Retype the material that follows, keeping every word as it is.

__DATASET CONTENT__
■ ■ ■

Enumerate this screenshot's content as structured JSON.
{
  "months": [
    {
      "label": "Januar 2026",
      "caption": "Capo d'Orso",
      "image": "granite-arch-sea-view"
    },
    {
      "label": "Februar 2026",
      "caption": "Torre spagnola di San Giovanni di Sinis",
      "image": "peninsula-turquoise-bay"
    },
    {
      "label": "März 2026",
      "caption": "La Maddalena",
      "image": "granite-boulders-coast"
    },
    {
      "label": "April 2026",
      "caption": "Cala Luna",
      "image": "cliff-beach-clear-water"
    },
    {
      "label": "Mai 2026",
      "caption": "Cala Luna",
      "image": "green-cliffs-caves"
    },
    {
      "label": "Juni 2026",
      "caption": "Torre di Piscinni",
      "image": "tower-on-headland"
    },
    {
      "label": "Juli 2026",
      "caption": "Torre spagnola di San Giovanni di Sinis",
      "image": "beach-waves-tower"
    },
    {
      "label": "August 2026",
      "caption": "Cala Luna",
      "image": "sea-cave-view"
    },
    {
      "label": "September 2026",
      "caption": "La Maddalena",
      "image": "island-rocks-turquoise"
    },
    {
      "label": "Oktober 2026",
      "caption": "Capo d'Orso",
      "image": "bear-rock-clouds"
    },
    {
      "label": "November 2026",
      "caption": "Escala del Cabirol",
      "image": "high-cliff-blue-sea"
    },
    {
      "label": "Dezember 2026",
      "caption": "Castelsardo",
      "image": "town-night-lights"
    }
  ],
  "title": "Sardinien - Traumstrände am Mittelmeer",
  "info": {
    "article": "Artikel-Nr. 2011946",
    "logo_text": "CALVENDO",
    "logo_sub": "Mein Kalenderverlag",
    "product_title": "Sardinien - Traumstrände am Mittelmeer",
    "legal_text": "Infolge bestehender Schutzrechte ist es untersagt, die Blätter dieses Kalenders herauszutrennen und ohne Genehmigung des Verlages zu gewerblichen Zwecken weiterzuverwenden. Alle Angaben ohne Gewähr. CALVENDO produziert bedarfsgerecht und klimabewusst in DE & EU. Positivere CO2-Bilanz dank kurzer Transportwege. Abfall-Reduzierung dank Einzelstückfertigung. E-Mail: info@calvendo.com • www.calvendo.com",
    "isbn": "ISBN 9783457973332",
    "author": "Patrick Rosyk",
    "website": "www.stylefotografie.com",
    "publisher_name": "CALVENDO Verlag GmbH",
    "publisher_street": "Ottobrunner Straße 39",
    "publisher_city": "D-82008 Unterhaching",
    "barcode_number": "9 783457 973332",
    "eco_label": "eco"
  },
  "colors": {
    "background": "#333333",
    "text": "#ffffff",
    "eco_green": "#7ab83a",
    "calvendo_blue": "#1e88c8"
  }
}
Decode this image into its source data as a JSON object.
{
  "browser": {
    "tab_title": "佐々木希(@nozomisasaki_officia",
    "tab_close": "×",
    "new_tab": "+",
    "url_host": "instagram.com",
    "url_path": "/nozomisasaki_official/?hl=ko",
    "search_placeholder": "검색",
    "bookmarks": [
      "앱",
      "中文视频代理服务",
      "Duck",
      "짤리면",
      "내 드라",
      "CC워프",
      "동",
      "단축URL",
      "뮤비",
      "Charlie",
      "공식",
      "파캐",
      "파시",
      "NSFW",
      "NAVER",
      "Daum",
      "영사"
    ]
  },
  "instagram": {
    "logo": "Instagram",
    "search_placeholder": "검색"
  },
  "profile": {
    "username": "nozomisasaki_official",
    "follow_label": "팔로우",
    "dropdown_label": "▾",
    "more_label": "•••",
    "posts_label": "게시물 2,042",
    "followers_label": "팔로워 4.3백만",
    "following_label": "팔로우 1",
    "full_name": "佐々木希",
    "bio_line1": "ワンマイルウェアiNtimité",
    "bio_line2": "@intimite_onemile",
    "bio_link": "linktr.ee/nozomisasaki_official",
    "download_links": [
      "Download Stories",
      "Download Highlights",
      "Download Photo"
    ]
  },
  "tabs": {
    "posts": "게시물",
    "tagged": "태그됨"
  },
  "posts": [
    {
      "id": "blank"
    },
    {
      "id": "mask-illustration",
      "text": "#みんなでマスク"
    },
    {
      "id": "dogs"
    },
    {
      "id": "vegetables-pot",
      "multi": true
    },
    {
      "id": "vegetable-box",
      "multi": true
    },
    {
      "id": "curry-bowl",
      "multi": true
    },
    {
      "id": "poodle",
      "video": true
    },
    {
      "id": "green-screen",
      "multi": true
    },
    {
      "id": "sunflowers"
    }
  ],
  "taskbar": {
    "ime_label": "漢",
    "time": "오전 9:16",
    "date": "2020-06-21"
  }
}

■ ■ ■

__COMPLETED TASK__
Enumerate this screenshot's content as structured JSON.
{
  "months": [
    {
      "label": "Januar 2026",
      "caption": "Capo d'Orso",
      "image": "granite-arch-sea-view"
    },
    {
      "label": "Februar 2026",
      "caption": "Torre spagnola di San Giovanni di Sinis",
      "image": "peninsula-turquoise-bay"
    },
    {
      "label": "März 2026",
      "caption": "La Maddalena",
      "image": "granite-boulders-coast"
    },
    {
      "label": "April 2026",
      "caption": "Cala Luna",
      "image": "cliff-beach-clear-water"
    },
    {
      "label": "Mai 2026",
      "caption": "Cala Luna",
      "image": "green-cliffs-caves"
    },
    {
      "label": "Juni 2026",
      "caption": "Torre di Piscinni",
      "image": "tower-on-headland"
    },
    {
      "label": "Juli 2026",
      "caption": "Torre spagnola di San Giovanni di Sinis",
      "image": "beach-waves-tower"
    },
    {
      "label": "August 2026",
      "caption": "Cala Luna",
      "image": "sea-cave-view"
    },
    {
      "label": "September 2026",
      "caption": "La Maddalena",
      "image": "island-rocks-turquoise"
    },
    {
      "label": "Oktober 2026",
      "caption": "Capo d'Orso",
      "image": "bear-rock-clouds"
    },
    {
      "label": "November 2026",
      "caption": "Escala del Cabirol",
      "image": "high-cliff-blue-sea"
    },
    {
      "label": "Dezember 2026",
      "caption": "Castelsardo",
      "image": "town-night-lights"
    }
  ],
  "title": "Sardinien - Traumstrände am Mittelmeer",
  "info": {
    "article": "Artikel-Nr. 2011946",
    "logo_text": "CALVENDO",
    "logo_sub": "Mein Kalenderverlag",
    "product_title": "Sardinien - Traumstrände am Mittelmeer",
    "legal_text": "Infolge bestehender Schutzrechte ist es untersagt, die Blätter dieses Kalenders herauszutrennen und ohne Genehmigung des Verlages zu gewerblichen Zwecken weiterzuverwenden. Alle Angaben ohne Gewähr. CALVENDO produziert bedarfsgerecht und klimabewusst in DE & EU. Positivere CO2-Bilanz dank kurzer Transportwege. Abfall-Reduzierung dank Einzelstückfertigung. E-Mail: info@calvendo.com • www.calvendo.com",
    "isbn": "ISBN 9783457973332",
    "author": "Patrick Rosyk",
    "website": "www.stylefotografie.com",
    "publisher_name": "CALVENDO Verlag GmbH",
    "publisher_street": "Ottobrunner Straße 39",
    "publisher_city": "D-82008 Unterhaching",
    "barcode_number": "9 783457 973332",
    "eco_label": "eco"
  },
  "colors": {
    "background": "#333333",
    "text": "#ffffff",
    "eco_green": "#7ab83a",
    "calvendo_blue": "#1e88c8"
  }
}
Decode this image into its source data as a JSON object.
{
  "browser": {
    "tab_title": "佐々木希(@nozomisasaki_officia",
    "tab_close": "×",
    "new_tab": "+",
    "url_host": "instagram.com",
    "url_path": "/nozomisasaki_official/?hl=ko",
    "search_placeholder": "검색",
    "bookmarks": [
      "앱",
      "中文视频代理服务",
      "Duck",
      "짤리면",
      "내 드라",
      "CC워프",
      "동",
      "단축URL",
      "뮤비",
      "Charlie",
      "공식",
      "파캐",
      "파시",
      "NSFW",
      "NAVER",
      "Daum",
      "영사"
    ]
  },
  "instagram": {
    "logo": "Instagram",
    "search_placeholder": "검색"
  },
  "profile": {
    "username": "nozomisasaki_official",
    "follow_label": "팔로우",
    "dropdown_label": "▾",
    "more_label": "•••",
    "posts_label": "게시물 2,042",
    "followers_label": "팔로워 4.3백만",
    "following_label": "팔로우 1",
    "full_name": "佐々木希",
    "bio_line1": "ワンマイルウェアiNtimité",
    "bio_line2": "@intimite_onemile",
    "bio_link": "linktr.ee/nozomisasaki_official",
    "download_links": [
      "Download Stories",
      "Download Highlights",
      "Download Photo"
    ]
  },
  "tabs": {
    "posts": "게시물",
    "tagged": "태그됨"
  },
  "posts": [
    {
      "id": "blank"
    },
    {
      "id": "mask-illustration",
      "text": "#みんなでマスク"
    },
    {
      "id": "dogs"
    },
    {
      "id": "vegetables-pot",
      "multi": true
    },
    {
      "id": "vegetable-box",
      "multi": true
    },
    {
      "id": "curry-bowl",
      "multi": true
    },
    {
      "id": "poodle",
      "video": true
    },
    {
      "id": "green-screen",
      "multi": true
    },
    {
      "id": "sunflowers"
    }
  ],
  "taskbar": {
    "ime_label": "漢",
    "time": "오전 9:16",
    "date": "2020-06-21"
  }
}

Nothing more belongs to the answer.